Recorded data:

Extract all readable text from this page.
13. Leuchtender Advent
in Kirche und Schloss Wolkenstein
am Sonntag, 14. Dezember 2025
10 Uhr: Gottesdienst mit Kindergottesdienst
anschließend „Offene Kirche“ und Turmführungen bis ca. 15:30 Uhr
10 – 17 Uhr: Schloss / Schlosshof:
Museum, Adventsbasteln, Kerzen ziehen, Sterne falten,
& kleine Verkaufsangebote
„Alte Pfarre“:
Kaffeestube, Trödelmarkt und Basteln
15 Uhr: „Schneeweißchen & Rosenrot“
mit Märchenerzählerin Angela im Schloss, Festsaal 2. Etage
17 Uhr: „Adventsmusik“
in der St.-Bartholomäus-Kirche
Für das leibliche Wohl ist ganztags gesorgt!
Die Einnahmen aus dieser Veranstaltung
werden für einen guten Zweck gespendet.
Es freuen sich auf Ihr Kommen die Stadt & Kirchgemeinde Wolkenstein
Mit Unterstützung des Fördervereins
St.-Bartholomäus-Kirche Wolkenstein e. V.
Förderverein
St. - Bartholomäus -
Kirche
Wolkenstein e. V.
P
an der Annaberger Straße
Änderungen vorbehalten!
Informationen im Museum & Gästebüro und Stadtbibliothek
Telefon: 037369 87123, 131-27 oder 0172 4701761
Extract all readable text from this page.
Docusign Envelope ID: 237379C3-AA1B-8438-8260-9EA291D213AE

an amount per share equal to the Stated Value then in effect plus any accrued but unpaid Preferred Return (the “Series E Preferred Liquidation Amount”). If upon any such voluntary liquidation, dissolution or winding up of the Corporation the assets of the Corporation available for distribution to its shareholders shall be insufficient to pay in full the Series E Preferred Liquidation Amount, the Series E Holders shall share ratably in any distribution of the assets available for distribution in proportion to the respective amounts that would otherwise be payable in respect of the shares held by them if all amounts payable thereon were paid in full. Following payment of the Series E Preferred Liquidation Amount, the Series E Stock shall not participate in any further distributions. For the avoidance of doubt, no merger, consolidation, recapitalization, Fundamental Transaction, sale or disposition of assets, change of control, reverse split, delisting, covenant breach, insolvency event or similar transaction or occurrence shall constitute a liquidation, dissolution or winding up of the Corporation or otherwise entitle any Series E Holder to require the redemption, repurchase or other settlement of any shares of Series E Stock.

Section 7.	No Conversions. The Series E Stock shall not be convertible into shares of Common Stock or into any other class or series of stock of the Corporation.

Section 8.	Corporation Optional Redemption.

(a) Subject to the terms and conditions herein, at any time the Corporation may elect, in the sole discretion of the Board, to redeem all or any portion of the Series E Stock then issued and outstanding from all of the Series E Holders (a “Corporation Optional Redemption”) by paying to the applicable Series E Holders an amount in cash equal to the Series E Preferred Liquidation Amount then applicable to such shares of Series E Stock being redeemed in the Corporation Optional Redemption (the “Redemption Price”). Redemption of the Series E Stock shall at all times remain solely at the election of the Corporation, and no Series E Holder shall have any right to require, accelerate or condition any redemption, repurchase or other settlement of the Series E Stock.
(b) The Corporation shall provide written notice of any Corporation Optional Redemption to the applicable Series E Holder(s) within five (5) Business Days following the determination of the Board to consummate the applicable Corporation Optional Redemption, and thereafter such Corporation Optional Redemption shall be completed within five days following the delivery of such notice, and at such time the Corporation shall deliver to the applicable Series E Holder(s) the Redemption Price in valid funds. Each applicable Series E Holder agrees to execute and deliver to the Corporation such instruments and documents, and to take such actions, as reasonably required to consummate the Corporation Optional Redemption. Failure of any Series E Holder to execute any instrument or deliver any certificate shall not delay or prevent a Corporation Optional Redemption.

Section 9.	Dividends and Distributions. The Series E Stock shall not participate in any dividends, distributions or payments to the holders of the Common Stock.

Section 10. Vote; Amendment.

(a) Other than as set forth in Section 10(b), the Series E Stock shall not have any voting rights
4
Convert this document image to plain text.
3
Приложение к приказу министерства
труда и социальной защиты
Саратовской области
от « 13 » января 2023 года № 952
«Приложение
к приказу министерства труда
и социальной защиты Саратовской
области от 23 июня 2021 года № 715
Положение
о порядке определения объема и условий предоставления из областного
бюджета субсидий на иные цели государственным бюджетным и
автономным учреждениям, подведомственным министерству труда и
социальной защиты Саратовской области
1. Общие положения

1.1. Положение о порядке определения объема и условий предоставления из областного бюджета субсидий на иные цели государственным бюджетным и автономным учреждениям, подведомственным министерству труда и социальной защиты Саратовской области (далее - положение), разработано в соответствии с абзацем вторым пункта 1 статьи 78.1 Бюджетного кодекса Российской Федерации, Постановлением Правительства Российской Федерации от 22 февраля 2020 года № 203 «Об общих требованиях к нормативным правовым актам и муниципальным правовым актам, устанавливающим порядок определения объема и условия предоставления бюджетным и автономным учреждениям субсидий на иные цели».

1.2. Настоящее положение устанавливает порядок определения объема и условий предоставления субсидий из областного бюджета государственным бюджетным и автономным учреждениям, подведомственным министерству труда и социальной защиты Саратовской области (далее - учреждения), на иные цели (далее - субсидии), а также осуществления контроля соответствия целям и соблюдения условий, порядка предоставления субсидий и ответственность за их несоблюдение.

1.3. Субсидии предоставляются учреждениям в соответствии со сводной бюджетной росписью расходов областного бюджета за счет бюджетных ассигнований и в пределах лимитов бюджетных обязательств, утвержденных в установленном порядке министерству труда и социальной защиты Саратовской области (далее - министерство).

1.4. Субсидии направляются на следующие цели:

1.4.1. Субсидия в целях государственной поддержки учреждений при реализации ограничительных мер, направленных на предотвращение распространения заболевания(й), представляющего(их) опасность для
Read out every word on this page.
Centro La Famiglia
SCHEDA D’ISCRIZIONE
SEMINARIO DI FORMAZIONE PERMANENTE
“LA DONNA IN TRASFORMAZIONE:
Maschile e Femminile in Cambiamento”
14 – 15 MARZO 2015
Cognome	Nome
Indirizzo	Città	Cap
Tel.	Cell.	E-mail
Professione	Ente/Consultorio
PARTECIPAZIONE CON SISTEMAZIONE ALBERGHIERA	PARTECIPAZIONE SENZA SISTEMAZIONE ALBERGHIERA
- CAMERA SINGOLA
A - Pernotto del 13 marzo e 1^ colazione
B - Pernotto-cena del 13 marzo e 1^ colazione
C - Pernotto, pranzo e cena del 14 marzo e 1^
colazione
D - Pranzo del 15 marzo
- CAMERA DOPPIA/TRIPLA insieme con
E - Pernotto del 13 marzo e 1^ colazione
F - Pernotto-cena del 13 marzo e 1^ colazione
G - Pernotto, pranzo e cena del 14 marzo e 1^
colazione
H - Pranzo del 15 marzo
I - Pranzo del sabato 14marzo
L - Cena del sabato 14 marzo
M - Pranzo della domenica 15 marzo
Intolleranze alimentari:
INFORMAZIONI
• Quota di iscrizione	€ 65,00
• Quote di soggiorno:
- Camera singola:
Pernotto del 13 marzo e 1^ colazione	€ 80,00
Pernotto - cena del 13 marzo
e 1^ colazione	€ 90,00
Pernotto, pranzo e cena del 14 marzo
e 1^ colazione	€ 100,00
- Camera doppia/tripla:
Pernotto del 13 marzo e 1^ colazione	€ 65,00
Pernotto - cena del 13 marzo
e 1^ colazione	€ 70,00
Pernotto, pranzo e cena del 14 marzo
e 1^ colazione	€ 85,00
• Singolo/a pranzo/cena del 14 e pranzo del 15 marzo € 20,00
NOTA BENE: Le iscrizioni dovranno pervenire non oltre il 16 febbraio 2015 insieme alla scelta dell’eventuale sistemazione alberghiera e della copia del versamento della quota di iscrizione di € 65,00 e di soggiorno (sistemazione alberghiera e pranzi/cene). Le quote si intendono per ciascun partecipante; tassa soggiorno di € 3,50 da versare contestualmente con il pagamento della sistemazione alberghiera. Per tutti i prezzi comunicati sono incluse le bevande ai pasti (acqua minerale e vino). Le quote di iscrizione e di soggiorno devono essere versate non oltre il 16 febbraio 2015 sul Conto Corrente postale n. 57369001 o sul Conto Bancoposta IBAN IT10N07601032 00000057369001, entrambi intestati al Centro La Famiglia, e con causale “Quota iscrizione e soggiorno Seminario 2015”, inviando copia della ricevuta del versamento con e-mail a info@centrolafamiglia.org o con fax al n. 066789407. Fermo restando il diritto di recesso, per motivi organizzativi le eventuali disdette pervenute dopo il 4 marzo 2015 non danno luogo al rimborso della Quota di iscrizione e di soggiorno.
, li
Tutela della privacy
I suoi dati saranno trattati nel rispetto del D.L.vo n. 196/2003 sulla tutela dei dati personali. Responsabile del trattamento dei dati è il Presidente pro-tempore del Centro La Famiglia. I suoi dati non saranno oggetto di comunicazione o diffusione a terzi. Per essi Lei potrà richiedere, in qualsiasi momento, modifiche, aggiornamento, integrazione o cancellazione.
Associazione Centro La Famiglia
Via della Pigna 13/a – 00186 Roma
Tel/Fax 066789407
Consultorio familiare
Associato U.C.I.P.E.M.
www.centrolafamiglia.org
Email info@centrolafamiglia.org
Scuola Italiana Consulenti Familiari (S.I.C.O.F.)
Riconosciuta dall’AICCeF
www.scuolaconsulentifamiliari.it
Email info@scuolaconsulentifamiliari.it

◆ Problem details:
Using the listing above, return all lines where the word "della" occurs.

◆ Output:
M - Pranzo della domenica 15 marzo
NOTA BENE: Le iscrizioni dovranno pervenire non oltre il 16 febbraio 2015 insieme alla scelta dell’eventuale sistemazione alberghiera e della copia del versamento della quota di iscrizione di € 65,00 e di soggiorno (sistemazione alberghiera e pranzi/cene). Le quote si intendono per ciascun partecipante; tassa soggiorno di € 3,50 da versare contestualmente con il pagamento della sistemazione alberghiera. Per tutti i prezzi comunicati sono incluse le bevande ai pasti (acqua minerale e vino). Le quote di iscrizione e di soggiorno devono essere versate non oltre il 16 febbraio 2015 sul Conto Corrente postale n. 57369001 o sul Conto Bancoposta IBAN IT10N07601032 00000057369001, entrambi intestati al Centro La Famiglia, e con causale “Quota iscrizione e soggiorno Seminario 2015”, inviando copia della ricevuta del versamento con e-mail a info@centrolafamiglia.org o con fax al n. 066789407. Fermo restando il diritto di recesso, per motivi organizzativi le eventuali disdette pervenute dopo il 4 marzo 2015 non danno luogo al rimborso della Quota di iscrizione e di soggiorno.
Tutela della privacy
Via della Pigna 13/a – 00186 Roma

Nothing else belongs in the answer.